[Lines of data]

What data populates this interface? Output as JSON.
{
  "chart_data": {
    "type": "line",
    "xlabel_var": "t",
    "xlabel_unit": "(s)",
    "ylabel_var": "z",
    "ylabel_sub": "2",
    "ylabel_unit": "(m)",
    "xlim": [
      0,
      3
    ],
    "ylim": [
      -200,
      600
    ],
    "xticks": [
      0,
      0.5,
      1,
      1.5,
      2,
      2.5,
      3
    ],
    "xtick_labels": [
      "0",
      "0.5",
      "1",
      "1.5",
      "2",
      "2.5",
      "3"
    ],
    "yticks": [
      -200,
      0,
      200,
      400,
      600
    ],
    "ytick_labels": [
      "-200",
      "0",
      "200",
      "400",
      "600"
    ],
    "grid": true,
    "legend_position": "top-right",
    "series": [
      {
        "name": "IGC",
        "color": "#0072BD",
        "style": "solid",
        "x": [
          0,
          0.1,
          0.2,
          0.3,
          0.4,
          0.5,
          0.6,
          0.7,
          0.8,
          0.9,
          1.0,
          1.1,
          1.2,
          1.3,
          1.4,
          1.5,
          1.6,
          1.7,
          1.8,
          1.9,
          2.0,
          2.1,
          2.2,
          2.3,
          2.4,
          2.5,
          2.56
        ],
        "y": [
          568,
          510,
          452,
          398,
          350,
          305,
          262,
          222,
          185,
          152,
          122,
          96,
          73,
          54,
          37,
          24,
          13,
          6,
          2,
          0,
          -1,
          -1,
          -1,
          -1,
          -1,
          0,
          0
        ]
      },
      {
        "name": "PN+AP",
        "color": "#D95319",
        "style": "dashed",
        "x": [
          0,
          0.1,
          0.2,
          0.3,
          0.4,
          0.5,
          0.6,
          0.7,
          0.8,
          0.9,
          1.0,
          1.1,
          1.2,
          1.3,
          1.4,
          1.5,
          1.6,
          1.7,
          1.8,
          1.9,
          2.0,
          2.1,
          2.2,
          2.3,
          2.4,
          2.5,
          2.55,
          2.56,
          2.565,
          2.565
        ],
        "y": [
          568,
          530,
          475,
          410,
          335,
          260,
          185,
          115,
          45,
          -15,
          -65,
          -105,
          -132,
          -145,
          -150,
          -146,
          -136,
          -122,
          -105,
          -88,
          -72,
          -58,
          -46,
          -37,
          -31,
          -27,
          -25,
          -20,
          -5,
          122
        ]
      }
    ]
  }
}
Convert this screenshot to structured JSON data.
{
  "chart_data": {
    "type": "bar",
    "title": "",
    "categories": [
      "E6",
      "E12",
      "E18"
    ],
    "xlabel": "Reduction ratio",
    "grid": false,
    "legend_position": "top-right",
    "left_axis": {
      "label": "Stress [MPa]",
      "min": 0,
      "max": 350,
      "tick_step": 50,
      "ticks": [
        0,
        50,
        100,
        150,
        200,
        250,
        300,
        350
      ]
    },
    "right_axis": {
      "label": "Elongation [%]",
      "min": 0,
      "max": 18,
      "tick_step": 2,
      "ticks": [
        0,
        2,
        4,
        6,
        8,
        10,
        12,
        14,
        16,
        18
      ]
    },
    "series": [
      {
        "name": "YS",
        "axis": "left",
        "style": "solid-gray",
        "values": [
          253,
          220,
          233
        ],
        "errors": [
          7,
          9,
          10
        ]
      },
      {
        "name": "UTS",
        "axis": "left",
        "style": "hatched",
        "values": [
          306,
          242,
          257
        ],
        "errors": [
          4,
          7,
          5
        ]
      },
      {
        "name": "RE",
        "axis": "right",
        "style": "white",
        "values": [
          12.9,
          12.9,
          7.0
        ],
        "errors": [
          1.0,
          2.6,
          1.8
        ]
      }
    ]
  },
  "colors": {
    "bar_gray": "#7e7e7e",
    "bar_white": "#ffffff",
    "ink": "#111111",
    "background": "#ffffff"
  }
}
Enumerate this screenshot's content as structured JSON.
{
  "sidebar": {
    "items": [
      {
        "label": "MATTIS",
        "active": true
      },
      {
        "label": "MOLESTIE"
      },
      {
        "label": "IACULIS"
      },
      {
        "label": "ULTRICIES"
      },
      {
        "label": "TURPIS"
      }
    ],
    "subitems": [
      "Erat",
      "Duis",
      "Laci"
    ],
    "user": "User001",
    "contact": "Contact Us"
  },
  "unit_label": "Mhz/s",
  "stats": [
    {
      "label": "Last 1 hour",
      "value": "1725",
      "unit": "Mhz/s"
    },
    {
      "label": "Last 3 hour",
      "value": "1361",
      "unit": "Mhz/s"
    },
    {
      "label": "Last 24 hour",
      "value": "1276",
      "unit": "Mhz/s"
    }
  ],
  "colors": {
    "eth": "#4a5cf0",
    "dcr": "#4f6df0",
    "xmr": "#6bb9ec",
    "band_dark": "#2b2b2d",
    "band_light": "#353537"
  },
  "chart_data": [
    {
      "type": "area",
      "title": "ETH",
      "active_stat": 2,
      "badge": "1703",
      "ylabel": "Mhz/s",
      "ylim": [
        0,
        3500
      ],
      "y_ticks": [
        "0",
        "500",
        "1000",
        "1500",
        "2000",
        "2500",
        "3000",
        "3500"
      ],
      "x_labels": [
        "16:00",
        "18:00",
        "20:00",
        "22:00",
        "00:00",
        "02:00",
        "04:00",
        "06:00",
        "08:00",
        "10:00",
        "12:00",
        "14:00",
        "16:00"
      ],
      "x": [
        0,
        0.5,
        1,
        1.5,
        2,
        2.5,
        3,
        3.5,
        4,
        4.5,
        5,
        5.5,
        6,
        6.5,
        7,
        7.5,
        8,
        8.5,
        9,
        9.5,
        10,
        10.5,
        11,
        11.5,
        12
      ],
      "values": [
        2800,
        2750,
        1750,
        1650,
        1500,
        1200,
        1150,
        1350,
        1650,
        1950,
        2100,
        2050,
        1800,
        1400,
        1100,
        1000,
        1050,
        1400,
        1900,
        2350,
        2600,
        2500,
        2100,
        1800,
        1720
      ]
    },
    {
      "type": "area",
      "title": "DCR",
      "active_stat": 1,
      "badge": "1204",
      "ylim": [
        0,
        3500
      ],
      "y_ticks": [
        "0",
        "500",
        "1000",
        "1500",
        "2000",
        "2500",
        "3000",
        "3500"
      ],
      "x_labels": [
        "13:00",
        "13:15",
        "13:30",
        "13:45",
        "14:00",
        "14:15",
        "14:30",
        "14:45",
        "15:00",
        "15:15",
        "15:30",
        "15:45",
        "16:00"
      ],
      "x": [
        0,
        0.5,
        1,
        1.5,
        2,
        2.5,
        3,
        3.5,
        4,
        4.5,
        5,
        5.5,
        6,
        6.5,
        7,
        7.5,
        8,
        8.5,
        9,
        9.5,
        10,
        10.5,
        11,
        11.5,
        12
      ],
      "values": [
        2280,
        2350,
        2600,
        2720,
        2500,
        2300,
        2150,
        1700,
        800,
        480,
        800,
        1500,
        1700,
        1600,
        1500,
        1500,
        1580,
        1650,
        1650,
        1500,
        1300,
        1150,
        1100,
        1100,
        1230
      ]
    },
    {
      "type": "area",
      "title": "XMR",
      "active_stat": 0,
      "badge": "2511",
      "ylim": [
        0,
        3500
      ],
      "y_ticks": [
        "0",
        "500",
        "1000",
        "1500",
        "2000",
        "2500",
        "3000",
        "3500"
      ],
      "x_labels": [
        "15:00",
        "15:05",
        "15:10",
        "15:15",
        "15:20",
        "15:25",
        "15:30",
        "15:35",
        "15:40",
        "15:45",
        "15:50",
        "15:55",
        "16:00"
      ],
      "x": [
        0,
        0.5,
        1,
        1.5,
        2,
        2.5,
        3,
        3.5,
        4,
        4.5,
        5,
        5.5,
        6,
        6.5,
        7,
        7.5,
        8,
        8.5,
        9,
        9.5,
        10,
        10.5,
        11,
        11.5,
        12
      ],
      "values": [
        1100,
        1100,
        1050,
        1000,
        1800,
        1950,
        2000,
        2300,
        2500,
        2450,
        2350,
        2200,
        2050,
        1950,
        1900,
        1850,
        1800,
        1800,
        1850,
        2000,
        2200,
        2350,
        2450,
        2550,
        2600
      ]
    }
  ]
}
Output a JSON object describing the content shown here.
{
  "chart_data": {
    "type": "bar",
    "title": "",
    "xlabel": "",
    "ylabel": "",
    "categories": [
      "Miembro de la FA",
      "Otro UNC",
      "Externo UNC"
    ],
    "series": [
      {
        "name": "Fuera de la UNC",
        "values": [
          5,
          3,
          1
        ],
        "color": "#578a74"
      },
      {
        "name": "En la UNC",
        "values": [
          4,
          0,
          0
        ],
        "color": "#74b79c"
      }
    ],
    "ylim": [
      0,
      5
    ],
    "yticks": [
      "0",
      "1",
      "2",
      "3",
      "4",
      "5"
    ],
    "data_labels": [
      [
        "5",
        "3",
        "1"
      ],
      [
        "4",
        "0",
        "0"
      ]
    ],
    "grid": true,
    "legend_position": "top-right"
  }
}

▶ [STATED GOAL]
Pick out the lines containing the word "screenshot" and show them.

▶ [EXPECTED OUTPUT]
Convert this screenshot to structured JSON data.
Enumerate this screenshot's content as structured JSON.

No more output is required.